** BEGIN **

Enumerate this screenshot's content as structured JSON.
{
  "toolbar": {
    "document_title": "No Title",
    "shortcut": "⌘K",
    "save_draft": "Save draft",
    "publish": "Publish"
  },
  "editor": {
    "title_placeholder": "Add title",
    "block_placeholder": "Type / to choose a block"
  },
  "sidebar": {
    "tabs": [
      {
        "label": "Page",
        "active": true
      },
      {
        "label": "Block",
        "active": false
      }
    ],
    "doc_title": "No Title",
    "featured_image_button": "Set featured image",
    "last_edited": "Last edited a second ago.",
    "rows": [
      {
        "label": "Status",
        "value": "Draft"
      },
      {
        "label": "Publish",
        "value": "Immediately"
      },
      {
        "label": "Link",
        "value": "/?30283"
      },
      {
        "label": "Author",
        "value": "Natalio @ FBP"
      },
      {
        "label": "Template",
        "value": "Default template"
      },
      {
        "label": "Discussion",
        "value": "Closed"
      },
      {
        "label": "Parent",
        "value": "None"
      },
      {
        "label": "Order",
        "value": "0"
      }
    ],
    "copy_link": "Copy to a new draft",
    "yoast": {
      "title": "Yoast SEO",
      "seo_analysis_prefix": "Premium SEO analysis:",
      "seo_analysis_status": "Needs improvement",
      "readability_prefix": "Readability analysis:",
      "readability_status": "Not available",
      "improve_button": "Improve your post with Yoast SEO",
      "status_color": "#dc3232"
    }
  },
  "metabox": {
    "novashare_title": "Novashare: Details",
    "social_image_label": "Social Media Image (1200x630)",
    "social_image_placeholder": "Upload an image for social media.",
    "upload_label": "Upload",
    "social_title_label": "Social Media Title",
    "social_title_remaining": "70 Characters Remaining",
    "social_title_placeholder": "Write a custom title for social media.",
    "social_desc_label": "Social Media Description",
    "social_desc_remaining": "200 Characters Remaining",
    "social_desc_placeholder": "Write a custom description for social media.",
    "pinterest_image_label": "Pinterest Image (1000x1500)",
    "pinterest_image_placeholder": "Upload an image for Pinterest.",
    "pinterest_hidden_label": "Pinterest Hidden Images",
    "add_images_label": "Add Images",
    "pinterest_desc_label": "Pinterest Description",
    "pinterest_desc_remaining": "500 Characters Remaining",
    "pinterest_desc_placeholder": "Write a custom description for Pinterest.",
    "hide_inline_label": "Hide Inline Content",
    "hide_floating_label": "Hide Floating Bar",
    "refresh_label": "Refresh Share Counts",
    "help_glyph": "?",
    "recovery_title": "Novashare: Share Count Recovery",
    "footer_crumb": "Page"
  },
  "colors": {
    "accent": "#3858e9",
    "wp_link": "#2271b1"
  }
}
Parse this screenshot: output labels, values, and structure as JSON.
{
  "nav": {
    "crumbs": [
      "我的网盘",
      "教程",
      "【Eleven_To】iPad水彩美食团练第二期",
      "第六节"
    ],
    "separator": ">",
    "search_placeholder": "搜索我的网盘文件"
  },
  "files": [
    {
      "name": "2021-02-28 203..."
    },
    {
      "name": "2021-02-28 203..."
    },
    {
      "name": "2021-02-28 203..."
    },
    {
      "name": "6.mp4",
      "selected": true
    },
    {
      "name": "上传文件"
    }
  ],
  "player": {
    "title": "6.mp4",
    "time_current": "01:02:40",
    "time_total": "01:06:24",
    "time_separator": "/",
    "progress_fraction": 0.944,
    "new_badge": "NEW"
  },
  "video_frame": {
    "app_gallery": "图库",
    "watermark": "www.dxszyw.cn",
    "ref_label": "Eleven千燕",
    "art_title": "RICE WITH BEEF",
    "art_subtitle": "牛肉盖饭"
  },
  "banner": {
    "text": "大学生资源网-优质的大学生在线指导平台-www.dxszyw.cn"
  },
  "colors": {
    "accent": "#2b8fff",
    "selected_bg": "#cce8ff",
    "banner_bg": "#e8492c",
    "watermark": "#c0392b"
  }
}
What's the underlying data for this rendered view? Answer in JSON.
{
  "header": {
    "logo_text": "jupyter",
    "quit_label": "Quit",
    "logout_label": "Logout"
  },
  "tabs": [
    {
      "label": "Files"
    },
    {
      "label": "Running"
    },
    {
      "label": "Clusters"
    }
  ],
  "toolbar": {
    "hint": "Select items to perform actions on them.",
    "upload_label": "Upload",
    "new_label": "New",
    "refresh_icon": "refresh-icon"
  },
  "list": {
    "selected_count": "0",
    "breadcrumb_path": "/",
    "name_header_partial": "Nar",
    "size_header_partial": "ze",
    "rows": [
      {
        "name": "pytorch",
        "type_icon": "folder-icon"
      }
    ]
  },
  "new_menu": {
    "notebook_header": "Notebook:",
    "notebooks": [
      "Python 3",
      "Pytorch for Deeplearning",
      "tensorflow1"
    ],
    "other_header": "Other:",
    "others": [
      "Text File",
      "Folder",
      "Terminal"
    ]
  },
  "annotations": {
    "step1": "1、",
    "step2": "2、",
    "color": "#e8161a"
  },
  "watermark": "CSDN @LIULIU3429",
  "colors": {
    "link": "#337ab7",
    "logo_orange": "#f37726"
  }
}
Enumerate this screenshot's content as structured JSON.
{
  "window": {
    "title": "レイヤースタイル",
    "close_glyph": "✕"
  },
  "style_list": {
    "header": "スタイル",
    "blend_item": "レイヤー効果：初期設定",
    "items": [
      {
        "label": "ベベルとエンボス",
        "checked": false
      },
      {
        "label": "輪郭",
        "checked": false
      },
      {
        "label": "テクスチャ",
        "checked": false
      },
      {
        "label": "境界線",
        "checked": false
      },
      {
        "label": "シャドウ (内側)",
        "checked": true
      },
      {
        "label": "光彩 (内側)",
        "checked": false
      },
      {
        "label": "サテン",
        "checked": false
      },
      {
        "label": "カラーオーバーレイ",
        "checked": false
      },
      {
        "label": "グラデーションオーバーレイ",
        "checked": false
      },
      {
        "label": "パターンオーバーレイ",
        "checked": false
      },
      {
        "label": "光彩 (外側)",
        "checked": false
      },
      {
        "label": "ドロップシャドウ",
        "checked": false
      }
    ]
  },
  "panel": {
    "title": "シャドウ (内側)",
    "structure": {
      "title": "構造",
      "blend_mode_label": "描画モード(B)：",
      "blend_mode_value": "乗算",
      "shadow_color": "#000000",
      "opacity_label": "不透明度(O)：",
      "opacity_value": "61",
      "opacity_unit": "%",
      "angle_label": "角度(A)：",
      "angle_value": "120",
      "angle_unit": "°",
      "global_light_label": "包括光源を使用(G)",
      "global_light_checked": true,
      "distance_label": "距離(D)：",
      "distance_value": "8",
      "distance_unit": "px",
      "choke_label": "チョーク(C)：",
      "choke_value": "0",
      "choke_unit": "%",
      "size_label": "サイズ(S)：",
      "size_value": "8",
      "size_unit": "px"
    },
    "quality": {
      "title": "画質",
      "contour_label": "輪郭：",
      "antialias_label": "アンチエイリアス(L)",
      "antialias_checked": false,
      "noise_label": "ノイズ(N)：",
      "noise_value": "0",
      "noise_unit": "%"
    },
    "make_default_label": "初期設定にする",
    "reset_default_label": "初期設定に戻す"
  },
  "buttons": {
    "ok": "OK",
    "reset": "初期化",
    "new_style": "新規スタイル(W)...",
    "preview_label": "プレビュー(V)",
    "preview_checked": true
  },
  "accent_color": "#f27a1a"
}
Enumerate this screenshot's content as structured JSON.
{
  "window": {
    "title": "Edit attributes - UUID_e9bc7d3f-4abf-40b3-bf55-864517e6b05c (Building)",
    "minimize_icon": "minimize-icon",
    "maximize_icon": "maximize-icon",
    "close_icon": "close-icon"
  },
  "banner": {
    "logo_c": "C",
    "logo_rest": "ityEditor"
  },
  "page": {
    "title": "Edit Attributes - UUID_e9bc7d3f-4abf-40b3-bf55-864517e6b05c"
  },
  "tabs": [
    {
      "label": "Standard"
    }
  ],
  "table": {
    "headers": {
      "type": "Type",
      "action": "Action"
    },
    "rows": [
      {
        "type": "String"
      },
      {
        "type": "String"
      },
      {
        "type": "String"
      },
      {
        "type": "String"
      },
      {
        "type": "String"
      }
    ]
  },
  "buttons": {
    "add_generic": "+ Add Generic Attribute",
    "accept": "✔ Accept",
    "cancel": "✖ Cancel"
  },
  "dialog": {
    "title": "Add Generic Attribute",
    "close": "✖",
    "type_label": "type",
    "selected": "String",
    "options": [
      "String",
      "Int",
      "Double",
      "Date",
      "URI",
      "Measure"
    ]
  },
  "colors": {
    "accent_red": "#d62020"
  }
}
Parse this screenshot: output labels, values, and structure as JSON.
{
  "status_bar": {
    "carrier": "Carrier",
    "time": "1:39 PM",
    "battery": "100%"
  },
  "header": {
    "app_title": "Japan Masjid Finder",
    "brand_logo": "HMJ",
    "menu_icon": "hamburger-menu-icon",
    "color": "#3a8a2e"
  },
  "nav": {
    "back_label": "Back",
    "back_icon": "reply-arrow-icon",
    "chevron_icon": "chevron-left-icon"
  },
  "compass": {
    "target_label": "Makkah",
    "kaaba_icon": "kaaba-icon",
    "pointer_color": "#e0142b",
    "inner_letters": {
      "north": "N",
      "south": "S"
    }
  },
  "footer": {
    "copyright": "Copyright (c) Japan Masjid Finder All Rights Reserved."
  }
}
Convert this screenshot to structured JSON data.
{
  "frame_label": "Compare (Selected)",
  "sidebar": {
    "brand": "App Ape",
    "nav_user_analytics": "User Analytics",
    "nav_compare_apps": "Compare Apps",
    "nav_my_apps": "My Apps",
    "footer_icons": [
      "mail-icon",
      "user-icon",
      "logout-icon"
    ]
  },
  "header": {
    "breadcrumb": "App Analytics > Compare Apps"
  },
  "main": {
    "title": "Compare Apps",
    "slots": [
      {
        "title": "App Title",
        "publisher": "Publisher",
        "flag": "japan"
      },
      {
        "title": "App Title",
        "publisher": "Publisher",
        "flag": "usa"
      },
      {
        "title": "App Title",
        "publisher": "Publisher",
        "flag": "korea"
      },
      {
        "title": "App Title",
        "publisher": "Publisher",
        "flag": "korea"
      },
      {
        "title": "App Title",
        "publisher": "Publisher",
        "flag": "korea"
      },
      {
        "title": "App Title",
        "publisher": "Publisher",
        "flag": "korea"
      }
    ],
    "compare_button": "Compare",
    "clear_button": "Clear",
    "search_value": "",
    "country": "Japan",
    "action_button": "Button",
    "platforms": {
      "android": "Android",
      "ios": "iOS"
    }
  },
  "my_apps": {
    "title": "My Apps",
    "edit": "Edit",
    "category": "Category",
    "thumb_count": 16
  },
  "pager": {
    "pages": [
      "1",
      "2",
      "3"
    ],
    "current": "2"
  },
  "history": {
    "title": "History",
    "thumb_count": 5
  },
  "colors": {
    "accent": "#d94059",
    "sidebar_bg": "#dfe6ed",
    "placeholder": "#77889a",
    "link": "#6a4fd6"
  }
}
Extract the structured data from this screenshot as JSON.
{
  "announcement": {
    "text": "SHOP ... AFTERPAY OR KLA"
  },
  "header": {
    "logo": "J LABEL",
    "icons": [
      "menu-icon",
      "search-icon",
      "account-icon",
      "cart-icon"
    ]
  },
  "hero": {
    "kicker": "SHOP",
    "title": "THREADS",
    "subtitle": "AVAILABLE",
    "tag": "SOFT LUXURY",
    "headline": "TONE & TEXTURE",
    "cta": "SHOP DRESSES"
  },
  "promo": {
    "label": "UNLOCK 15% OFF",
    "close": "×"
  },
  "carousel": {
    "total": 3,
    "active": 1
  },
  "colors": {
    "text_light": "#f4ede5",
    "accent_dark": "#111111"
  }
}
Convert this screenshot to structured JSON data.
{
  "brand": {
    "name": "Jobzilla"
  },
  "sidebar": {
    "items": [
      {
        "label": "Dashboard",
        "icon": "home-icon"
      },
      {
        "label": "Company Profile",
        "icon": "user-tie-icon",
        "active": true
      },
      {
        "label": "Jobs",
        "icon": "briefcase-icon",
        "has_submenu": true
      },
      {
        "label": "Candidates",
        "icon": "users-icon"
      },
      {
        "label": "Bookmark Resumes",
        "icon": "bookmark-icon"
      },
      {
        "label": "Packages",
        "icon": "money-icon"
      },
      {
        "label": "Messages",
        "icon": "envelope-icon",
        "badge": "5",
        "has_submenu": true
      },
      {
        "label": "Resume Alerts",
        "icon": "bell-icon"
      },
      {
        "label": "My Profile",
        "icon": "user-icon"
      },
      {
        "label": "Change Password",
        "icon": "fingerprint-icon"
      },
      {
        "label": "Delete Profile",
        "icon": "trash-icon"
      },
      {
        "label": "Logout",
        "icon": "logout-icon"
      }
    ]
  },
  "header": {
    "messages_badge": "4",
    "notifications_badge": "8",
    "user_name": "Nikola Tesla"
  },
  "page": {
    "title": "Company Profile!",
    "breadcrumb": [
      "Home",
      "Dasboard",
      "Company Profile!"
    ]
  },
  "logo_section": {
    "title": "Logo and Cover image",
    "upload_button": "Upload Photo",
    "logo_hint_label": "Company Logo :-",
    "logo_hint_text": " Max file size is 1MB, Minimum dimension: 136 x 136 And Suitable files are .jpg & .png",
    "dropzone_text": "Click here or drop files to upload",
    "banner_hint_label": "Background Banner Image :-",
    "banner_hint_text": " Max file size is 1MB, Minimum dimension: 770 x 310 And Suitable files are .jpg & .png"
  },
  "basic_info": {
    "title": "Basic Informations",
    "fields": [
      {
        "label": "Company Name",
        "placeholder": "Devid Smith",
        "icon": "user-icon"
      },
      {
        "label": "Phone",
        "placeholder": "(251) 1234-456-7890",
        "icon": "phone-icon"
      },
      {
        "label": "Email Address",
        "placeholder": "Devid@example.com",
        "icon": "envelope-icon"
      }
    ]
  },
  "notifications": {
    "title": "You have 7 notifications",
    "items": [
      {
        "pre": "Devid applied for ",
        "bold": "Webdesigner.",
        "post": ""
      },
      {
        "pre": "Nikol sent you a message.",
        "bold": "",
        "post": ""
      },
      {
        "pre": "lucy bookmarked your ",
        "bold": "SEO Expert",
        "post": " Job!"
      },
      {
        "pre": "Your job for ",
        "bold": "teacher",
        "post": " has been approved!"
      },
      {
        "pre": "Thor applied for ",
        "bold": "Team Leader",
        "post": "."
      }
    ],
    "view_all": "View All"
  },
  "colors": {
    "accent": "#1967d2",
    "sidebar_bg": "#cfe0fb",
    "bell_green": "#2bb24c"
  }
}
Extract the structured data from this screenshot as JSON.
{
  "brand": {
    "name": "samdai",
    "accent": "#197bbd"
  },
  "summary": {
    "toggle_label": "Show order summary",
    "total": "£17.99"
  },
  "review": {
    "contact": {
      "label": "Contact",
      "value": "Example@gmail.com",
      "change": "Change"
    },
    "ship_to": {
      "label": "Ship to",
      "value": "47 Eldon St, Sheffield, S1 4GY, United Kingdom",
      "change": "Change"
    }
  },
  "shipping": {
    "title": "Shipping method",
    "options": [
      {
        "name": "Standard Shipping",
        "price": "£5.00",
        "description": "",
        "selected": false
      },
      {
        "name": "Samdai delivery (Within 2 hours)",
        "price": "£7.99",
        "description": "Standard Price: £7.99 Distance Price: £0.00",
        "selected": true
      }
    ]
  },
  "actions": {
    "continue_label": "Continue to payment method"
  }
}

** END **

What is required:
Reply with nothing but a number: how many lines of the entries above contain the string "Masjid"?

Solution to the problem:
2